▶ WORK TO BE COMPLETED: Images must not appear in your copy; reproduce every other part of the records exactly.

▶ DATA RECORDS:

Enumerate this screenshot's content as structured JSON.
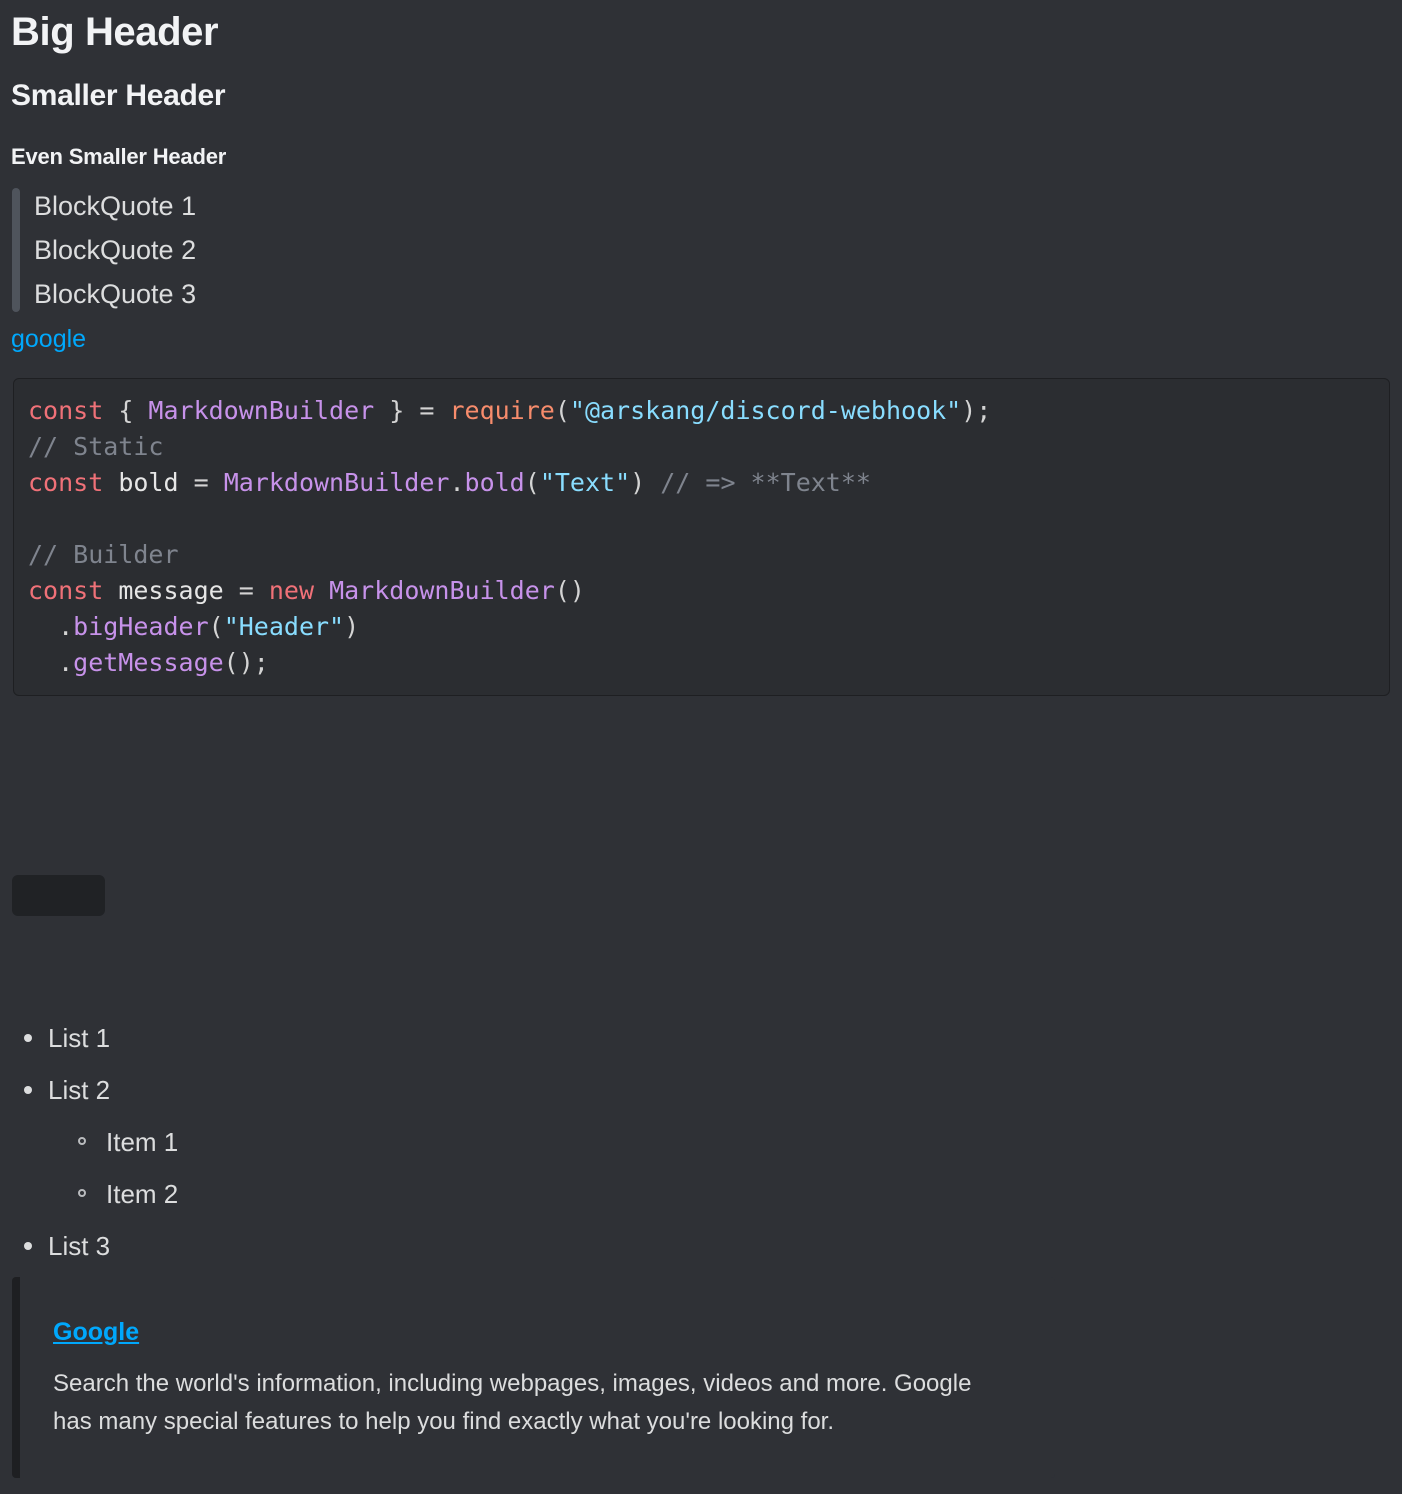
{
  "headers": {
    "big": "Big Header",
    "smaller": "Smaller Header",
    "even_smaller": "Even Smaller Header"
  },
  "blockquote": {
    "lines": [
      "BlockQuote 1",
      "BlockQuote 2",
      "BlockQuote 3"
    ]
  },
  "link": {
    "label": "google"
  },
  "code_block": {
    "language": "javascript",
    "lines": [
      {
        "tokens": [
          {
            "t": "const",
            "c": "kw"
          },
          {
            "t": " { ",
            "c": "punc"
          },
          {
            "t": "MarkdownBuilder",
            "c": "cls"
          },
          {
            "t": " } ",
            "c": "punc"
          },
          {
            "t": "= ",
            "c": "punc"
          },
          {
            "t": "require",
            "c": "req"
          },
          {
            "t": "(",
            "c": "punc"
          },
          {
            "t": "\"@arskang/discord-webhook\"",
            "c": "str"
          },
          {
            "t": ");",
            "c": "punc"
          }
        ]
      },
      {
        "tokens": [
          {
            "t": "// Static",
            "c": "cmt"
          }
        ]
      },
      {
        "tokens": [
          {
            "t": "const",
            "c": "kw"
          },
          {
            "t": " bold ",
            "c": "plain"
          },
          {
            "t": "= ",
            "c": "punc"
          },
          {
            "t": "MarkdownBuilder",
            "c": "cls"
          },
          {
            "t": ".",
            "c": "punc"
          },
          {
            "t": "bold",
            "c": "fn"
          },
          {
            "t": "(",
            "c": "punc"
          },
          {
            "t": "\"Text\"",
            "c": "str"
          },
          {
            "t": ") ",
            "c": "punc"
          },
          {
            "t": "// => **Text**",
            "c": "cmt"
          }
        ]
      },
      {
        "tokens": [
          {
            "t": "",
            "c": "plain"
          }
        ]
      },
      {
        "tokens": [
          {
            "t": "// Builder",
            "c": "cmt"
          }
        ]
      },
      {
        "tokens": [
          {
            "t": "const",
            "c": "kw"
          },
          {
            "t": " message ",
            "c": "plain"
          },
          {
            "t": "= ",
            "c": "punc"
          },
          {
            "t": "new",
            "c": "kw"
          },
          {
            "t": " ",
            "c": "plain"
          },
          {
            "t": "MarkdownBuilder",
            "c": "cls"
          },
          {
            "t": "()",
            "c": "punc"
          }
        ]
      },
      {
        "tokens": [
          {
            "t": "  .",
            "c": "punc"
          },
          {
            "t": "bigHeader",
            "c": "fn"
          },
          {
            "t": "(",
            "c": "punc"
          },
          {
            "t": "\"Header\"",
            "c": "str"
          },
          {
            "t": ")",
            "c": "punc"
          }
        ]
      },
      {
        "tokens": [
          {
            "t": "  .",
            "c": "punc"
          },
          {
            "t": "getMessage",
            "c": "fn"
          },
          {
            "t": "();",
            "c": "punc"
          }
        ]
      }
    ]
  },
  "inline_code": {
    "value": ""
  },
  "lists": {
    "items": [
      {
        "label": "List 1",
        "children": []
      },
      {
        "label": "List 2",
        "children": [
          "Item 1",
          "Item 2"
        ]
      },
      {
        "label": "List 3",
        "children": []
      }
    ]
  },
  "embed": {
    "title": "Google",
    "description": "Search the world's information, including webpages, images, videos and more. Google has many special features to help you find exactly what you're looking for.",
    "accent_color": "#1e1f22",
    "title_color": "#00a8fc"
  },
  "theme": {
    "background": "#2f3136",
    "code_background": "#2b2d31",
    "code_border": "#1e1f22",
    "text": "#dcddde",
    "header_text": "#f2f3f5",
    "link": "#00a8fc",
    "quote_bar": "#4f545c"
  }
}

▶ OUTPUT BELOW:
Enumerate this screenshot's content as structured JSON.
{
  "headers": {
    "big": "Big Header",
    "smaller": "Smaller Header",
    "even_smaller": "Even Smaller Header"
  },
  "blockquote": {
    "lines": [
      "BlockQuote 1",
      "BlockQuote 2",
      "BlockQuote 3"
    ]
  },
  "link": {
    "label": "google"
  },
  "code_block": {
    "language": "javascript",
    "lines": [
      {
        "tokens": [
          {
            "t": "const",
            "c": "kw"
          },
          {
            "t": " { ",
            "c": "punc"
          },
          {
            "t": "MarkdownBuilder",
            "c": "cls"
          },
          {
            "t": " } ",
            "c": "punc"
          },
          {
            "t": "= ",
            "c": "punc"
          },
          {
            "t": "require",
            "c": "req"
          },
          {
            "t": "(",
            "c": "punc"
          },
          {
            "t": "\"@arskang/discord-webhook\"",
            "c": "str"
          },
          {
            "t": ");",
            "c": "punc"
          }
        ]
      },
      {
        "tokens": [
          {
            "t": "// Static",
            "c": "cmt"
          }
        ]
      },
      {
        "tokens": [
          {
            "t": "const",
            "c": "kw"
          },
          {
            "t": " bold ",
            "c": "plain"
          },
          {
            "t": "= ",
            "c": "punc"
          },
          {
            "t": "MarkdownBuilder",
            "c": "cls"
          },
          {
            "t": ".",
            "c": "punc"
          },
          {
            "t": "bold",
            "c": "fn"
          },
          {
            "t": "(",
            "c": "punc"
          },
          {
            "t": "\"Text\"",
            "c": "str"
          },
          {
            "t": ") ",
            "c": "punc"
          },
          {
            "t": "// => **Text**",
            "c": "cmt"
          }
        ]
      },
      {
        "tokens": [
          {
            "t": "",
            "c": "plain"
          }
        ]
      },
      {
        "tokens": [
          {
            "t": "// Builder",
            "c": "cmt"
          }
        ]
      },
      {
        "tokens": [
          {
            "t": "const",
            "c": "kw"
          },
          {
            "t": " message ",
            "c": "plain"
          },
          {
            "t": "= ",
            "c": "punc"
          },
          {
            "t": "new",
            "c": "kw"
          },
          {
            "t": " ",
            "c": "plain"
          },
          {
            "t": "MarkdownBuilder",
            "c": "cls"
          },
          {
            "t": "()",
            "c": "punc"
          }
        ]
      },
      {
        "tokens": [
          {
            "t": "  .",
            "c": "punc"
          },
          {
            "t": "bigHeader",
            "c": "fn"
          },
          {
            "t": "(",
            "c": "punc"
          },
          {
            "t": "\"Header\"",
            "c": "str"
          },
          {
            "t": ")",
            "c": "punc"
          }
        ]
      },
      {
        "tokens": [
          {
            "t": "  .",
            "c": "punc"
          },
          {
            "t": "getMessage",
            "c": "fn"
          },
          {
            "t": "();",
            "c": "punc"
          }
        ]
      }
    ]
  },
  "inline_code": {
    "value": ""
  },
  "lists": {
    "items": [
      {
        "label": "List 1",
        "children": []
      },
      {
        "label": "List 2",
        "children": [
          "Item 1",
          "Item 2"
        ]
      },
      {
        "label": "List 3",
        "children": []
      }
    ]
  },
  "embed": {
    "title": "Google",
    "description": "Search the world's information, including webpages, images, videos and more. Google has many special features to help you find exactly what you're looking for.",
    "accent_color": "#1e1f22",
    "title_color": "#00a8fc"
  },
  "theme": {
    "background": "#2f3136",
    "code_background": "#2b2d31",
    "code_border": "#1e1f22",
    "text": "#dcddde",
    "header_text": "#f2f3f5",
    "link": "#00a8fc",
    "quote_bar": "#4f545c"
  }
}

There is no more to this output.